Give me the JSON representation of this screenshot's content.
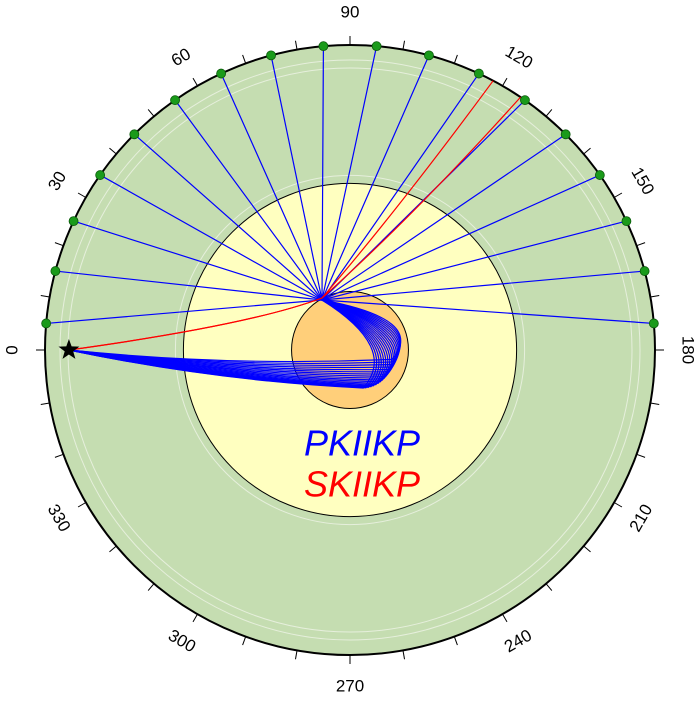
{
  "chart_data": {
    "type": "raypath",
    "earth_radius_km": 6371,
    "outer_core_radius_km": 3480,
    "inner_core_radius_km": 1221,
    "source_depth_km": 500,
    "angle_ticks": [
      0,
      30,
      60,
      90,
      120,
      150,
      180,
      210,
      240,
      270,
      300,
      330
    ],
    "minor_angle_ticks": [
      10,
      20,
      40,
      50,
      70,
      80,
      100,
      110,
      130,
      140,
      160,
      170,
      190,
      200,
      220,
      230,
      250,
      260,
      280,
      290,
      310,
      320,
      340,
      350
    ],
    "mantle_color": "#c5ddb1",
    "outer_core_color": "#ffffc0",
    "inner_core_color": "#ffcf7a",
    "receiver_color": "#1a9a1a",
    "series": [
      {
        "name": "PKIIKP",
        "color": "#0000ff",
        "distances": [
          5,
          15,
          25,
          35,
          45,
          55,
          65,
          75,
          85,
          95,
          105,
          115,
          125,
          135,
          145,
          155,
          165,
          175
        ]
      },
      {
        "name": "SKIIKP",
        "color": "#ff0000",
        "distances": [
          118,
          124
        ]
      }
    ]
  }
}
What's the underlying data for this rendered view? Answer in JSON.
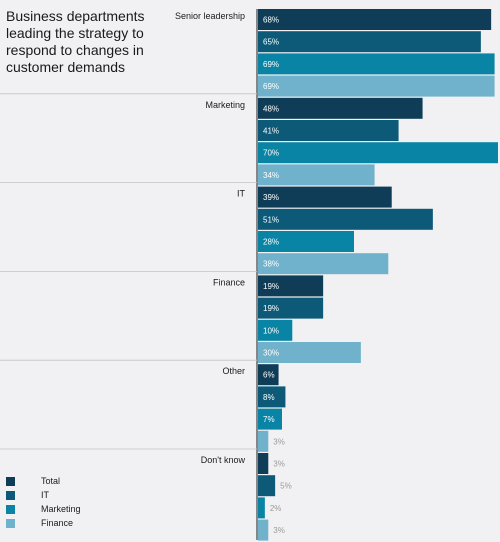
{
  "chart_data": {
    "type": "bar",
    "orientation": "horizontal",
    "title": "Business departments leading the strategy to respond to changes in customer demands",
    "xlabel": "",
    "ylabel": "",
    "xlim": [
      0,
      70
    ],
    "grid": false,
    "legend_position": "bottom-left",
    "categories": [
      "Senior leadership",
      "Marketing",
      "IT",
      "Finance",
      "Other",
      "Don't know"
    ],
    "series": [
      {
        "name": "Total",
        "color": "#0f3d57",
        "values": [
          68,
          48,
          39,
          19,
          6,
          3
        ]
      },
      {
        "name": "IT",
        "color": "#0d5a78",
        "values": [
          65,
          41,
          51,
          19,
          8,
          5
        ]
      },
      {
        "name": "Marketing",
        "color": "#0a84a4",
        "values": [
          69,
          70,
          28,
          10,
          7,
          2
        ]
      },
      {
        "name": "Finance",
        "color": "#70b2cb",
        "values": [
          69,
          34,
          38,
          30,
          3,
          3
        ]
      }
    ],
    "value_suffix": "%"
  }
}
--------------------
» **Task instructions**: Search the data for the string "name" and copy each line where it appears.

» **Expected output**:
        "name": "PKIIKP",
        "name": "SKIIKP",
        "name": "Total",
        "name": "IT",
        "name": "Marketing",
        "name": "Finance",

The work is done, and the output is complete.